■ TASK REQUIREMENTS:
Single out the lines of the material that contain "have" and copy them.

■ GIVEN DATA:

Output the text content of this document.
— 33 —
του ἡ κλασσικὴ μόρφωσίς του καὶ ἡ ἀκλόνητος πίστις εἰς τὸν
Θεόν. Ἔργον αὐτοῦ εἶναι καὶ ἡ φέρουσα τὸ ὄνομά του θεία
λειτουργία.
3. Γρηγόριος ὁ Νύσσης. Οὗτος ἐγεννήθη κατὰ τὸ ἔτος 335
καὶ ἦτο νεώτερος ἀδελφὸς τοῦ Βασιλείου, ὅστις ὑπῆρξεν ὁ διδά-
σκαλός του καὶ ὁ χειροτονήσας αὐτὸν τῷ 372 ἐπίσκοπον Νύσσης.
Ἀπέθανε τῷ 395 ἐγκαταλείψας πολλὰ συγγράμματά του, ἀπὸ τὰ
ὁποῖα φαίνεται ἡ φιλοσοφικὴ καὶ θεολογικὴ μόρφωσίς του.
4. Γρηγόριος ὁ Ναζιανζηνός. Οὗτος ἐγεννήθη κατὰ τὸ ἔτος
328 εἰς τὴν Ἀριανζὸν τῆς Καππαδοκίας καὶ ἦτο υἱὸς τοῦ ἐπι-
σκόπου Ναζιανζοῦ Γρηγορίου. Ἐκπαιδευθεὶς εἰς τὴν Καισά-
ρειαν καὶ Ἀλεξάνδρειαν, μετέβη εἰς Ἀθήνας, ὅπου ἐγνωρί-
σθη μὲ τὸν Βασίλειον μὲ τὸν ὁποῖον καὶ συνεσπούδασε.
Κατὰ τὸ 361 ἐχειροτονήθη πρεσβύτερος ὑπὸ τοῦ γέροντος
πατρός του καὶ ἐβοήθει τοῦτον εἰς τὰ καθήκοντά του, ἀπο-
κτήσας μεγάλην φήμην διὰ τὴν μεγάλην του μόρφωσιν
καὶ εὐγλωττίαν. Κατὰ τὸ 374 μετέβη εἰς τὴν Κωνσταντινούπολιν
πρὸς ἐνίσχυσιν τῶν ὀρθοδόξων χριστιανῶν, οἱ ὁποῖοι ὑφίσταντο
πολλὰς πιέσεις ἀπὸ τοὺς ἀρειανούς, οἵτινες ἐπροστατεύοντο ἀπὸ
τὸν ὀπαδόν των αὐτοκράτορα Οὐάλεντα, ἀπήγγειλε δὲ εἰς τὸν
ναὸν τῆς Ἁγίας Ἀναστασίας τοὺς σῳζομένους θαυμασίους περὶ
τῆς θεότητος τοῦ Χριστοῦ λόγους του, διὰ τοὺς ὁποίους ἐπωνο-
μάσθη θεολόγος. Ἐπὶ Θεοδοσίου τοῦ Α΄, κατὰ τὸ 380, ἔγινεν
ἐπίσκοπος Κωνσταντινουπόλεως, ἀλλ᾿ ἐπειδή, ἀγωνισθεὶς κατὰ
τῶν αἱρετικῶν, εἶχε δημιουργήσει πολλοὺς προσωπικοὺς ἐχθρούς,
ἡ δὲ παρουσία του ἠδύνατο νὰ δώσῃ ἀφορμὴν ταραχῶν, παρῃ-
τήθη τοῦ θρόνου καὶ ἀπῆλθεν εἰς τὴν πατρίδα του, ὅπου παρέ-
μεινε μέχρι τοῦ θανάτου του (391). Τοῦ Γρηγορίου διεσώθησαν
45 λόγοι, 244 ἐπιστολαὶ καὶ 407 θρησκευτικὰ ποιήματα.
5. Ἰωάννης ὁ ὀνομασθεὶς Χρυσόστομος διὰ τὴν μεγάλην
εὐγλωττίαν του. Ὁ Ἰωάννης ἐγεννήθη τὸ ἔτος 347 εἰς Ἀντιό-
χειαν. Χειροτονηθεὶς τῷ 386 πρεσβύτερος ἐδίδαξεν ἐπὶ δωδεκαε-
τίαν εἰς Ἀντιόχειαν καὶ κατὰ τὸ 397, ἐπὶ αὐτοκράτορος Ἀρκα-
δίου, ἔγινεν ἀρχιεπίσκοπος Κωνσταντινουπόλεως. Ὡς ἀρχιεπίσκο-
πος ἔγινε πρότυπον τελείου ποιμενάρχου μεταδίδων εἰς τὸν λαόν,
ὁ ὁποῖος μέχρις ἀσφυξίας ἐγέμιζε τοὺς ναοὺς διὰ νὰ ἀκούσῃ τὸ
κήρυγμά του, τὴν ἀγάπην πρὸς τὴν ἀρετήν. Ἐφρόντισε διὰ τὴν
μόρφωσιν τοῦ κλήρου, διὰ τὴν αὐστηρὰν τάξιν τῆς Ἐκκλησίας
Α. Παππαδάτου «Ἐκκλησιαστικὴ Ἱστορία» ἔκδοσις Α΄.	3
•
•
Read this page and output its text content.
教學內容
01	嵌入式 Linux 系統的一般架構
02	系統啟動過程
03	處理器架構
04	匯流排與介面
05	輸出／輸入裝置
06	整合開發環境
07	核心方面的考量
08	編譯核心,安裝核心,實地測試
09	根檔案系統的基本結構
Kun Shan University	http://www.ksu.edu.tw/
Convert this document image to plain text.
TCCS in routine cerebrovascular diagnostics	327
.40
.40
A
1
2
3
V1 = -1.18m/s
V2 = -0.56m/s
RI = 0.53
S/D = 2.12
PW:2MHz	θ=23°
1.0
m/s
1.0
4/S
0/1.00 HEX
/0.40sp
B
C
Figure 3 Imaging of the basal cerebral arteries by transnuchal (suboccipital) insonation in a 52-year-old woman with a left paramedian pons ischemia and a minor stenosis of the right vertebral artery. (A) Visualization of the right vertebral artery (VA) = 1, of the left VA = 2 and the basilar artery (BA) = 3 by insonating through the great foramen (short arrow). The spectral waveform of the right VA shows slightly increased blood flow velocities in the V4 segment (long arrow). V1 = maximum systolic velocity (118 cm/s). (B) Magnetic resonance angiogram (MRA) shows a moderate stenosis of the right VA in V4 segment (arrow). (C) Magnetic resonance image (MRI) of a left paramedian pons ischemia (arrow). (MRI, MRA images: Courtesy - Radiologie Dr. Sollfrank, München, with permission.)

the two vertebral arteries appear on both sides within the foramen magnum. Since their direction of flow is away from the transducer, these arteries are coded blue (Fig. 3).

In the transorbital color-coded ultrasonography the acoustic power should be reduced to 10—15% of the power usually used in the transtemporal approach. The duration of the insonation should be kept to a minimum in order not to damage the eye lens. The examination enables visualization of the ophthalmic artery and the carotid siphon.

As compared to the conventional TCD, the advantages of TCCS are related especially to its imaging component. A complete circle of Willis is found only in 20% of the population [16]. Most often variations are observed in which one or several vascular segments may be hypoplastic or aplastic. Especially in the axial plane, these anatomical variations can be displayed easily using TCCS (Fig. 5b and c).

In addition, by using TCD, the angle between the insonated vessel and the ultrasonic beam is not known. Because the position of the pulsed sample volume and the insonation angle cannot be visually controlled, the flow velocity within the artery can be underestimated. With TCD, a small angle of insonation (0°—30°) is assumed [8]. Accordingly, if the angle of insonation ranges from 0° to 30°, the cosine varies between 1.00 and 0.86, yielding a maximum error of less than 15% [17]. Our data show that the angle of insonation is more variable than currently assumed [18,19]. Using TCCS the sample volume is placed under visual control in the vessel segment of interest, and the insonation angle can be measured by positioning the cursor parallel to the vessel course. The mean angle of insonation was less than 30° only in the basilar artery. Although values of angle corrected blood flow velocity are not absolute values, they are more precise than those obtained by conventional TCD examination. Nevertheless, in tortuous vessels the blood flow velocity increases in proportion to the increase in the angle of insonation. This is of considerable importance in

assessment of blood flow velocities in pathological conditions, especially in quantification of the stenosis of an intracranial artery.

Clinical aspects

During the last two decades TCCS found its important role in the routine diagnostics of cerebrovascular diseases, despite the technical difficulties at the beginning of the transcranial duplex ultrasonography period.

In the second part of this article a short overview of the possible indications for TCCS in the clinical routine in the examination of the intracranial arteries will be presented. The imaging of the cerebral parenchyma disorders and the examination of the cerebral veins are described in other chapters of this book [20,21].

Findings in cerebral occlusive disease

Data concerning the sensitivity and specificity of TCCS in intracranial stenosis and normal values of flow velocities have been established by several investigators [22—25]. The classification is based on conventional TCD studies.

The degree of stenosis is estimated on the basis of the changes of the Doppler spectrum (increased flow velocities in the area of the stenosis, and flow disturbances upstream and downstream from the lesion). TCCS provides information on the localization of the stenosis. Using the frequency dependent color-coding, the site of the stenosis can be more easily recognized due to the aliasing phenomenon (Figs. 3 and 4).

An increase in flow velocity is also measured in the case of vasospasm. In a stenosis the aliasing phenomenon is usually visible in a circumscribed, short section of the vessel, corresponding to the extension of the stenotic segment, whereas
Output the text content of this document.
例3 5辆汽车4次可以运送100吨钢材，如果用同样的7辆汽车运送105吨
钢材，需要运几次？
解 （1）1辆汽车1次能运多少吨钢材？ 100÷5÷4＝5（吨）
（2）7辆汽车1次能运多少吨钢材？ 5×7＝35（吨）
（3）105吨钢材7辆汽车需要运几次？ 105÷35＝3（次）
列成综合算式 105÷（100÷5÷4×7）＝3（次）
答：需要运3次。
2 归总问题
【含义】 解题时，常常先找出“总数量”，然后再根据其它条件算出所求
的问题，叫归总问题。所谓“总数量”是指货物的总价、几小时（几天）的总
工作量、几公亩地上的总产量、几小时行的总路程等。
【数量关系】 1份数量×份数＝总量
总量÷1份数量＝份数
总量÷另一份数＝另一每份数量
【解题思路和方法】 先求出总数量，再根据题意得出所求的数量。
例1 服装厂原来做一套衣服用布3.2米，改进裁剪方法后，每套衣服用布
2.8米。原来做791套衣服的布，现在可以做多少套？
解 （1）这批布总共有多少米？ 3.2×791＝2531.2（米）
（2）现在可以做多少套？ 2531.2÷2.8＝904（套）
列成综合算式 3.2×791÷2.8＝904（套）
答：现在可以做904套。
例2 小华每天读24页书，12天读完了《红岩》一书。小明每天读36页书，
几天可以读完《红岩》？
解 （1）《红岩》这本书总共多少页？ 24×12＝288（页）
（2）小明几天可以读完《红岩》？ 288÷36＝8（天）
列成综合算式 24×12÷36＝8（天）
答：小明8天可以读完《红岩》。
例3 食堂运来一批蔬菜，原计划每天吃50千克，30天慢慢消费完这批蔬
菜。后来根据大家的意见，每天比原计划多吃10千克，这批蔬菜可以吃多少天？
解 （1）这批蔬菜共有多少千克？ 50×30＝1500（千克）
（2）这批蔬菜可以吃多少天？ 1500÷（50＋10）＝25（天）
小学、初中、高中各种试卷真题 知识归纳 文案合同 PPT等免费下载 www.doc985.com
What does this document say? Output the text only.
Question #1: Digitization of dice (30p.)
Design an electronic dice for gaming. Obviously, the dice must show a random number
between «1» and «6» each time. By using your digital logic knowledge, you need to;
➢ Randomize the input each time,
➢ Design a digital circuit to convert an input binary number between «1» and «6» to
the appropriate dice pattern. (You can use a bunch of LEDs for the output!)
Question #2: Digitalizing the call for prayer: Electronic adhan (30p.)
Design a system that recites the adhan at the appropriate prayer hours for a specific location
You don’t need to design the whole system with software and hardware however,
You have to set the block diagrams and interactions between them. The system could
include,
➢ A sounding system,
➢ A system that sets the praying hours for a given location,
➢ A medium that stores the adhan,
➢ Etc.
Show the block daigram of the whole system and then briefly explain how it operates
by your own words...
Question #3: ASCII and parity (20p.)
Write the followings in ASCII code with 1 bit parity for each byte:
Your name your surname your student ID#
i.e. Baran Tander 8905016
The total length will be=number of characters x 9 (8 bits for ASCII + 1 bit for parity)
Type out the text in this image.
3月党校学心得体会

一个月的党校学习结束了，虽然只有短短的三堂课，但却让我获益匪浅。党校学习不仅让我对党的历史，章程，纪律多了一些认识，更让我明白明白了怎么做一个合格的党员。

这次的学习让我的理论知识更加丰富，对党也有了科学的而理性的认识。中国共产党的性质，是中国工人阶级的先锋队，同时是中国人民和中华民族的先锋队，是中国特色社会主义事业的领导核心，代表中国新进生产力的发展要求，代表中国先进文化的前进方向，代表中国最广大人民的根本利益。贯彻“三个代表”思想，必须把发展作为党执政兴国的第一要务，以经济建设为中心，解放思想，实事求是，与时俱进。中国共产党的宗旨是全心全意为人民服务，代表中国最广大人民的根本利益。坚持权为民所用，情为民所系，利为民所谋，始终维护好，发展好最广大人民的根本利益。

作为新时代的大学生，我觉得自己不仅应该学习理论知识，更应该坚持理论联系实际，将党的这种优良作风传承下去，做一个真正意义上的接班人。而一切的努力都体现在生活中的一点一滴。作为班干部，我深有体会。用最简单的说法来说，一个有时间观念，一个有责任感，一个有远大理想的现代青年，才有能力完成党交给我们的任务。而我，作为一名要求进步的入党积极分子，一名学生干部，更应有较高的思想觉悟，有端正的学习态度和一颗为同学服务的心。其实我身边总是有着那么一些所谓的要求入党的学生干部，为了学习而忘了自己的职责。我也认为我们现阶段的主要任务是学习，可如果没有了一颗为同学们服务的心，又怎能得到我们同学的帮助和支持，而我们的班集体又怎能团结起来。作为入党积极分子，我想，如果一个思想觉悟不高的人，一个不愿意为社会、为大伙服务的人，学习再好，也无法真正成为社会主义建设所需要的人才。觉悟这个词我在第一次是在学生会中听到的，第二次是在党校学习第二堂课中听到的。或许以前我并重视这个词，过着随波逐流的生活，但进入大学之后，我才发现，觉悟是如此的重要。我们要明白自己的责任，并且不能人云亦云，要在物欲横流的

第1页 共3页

■ ANSWER TO THIS TASK:
Data concerning the sensitivity and specificity of TCCS in intracranial stenosis and normal values of flow velocities have been established by several investigators [22—25]. The classification is based on conventional TCD studies.
You have to set the block diagrams and interactions between them. The system could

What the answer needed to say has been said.